Objective:
Extract all lines containing "this".

══════

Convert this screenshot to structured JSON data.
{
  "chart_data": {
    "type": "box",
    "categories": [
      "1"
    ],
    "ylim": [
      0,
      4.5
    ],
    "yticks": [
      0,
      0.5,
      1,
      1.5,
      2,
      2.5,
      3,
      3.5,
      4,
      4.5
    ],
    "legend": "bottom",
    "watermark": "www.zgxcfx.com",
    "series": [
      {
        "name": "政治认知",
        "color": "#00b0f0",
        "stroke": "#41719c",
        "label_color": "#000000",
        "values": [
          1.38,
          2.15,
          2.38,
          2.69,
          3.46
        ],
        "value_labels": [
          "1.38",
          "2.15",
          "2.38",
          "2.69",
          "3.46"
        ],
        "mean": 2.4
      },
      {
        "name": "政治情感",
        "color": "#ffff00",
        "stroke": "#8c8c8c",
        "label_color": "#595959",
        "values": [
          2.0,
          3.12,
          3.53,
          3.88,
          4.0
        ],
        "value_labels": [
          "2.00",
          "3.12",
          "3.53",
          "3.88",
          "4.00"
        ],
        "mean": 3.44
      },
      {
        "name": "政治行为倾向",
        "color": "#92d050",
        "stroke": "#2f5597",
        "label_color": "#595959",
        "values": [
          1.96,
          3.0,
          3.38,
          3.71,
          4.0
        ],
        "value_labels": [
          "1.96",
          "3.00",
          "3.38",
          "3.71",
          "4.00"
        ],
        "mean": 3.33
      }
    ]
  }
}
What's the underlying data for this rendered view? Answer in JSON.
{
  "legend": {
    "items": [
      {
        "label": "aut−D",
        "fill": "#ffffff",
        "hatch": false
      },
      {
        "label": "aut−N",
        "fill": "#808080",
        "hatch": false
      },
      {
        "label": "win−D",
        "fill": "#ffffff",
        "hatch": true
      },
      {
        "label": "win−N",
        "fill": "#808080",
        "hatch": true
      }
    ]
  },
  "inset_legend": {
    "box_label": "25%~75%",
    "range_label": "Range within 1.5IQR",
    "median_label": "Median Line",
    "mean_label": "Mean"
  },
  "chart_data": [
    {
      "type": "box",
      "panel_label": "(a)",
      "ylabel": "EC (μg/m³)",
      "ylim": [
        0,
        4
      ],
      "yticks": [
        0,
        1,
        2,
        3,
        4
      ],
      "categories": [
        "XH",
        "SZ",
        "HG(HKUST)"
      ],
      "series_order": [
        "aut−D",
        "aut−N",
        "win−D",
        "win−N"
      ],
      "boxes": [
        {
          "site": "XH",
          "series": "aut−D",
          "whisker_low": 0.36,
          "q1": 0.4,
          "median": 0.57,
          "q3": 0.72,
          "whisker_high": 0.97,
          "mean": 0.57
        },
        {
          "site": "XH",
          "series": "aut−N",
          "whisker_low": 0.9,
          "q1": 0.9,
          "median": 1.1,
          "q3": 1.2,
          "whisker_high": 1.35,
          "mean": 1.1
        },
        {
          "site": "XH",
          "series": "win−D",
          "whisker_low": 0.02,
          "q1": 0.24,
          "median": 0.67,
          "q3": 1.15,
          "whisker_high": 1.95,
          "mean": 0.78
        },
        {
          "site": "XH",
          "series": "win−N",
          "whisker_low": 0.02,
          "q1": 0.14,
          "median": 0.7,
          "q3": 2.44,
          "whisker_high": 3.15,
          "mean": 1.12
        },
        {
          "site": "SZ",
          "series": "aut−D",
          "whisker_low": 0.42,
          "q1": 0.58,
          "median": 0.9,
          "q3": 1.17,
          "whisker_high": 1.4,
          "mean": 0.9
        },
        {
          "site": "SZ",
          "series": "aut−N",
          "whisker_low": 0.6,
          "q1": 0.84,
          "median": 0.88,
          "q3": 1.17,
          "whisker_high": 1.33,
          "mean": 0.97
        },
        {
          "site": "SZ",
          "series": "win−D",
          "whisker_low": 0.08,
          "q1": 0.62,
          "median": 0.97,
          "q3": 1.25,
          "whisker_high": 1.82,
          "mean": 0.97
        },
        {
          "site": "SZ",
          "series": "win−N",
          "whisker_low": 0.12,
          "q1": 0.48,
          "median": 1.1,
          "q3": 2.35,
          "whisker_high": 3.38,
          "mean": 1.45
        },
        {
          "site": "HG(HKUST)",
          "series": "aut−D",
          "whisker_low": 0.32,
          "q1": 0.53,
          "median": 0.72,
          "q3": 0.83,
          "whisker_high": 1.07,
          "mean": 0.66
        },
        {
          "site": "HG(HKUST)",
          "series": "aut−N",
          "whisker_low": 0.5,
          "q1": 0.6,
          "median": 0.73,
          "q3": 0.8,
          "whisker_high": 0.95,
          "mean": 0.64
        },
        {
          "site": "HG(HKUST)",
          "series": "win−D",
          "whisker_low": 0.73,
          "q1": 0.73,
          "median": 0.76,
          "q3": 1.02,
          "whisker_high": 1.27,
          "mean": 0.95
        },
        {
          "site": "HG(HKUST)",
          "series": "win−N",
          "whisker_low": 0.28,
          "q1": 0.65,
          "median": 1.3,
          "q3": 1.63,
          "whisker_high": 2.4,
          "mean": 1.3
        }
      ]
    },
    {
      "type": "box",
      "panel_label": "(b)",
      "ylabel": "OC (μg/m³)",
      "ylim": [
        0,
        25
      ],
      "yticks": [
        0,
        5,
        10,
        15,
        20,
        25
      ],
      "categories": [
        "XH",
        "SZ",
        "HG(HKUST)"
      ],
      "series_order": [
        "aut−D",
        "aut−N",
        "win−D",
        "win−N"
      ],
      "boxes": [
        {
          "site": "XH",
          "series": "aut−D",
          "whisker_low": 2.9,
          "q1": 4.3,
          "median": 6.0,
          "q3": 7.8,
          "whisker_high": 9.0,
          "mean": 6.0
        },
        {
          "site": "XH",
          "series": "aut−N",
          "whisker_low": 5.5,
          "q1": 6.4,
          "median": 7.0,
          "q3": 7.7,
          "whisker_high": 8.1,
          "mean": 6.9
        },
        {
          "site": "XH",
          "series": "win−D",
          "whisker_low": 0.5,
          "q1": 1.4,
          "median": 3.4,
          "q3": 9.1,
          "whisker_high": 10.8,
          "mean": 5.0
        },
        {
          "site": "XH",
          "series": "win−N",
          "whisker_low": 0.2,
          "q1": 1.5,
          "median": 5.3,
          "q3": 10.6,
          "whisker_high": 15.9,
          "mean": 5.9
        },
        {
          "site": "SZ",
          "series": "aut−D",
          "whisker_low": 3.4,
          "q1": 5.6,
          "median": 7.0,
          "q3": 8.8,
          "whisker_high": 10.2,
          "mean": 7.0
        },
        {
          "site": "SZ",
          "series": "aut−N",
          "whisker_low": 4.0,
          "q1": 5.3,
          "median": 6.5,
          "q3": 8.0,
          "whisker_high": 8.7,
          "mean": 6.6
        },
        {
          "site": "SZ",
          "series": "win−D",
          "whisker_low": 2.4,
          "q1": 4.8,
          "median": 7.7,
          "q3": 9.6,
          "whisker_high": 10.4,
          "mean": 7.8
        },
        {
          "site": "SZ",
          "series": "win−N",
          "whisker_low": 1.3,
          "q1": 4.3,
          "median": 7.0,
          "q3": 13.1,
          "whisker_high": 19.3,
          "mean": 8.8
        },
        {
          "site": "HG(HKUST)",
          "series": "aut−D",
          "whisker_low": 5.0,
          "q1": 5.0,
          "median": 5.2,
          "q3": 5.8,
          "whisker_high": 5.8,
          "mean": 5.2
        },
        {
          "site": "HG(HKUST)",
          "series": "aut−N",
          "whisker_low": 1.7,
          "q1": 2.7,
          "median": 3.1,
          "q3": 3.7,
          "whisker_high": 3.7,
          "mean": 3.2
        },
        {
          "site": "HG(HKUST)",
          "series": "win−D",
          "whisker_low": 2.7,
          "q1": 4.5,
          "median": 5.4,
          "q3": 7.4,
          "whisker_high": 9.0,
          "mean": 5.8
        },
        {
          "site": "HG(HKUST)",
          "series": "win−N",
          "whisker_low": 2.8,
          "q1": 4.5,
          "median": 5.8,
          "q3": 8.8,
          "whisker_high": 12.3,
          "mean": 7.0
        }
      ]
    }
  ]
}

══════

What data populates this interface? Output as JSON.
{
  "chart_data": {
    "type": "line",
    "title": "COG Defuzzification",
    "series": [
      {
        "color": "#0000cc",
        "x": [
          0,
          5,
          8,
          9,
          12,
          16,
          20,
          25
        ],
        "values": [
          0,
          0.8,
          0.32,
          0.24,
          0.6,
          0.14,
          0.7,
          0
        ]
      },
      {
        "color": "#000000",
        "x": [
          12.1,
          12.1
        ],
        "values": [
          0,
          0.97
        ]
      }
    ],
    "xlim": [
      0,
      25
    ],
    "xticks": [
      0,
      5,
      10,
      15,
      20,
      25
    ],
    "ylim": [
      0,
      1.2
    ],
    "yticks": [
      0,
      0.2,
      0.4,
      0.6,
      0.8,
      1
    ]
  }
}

══════

Exercise answer:
Convert this screenshot to structured JSON data.
What's the underlying data for this rendered view? Answer in JSON.
What data populates this interface? Output as JSON.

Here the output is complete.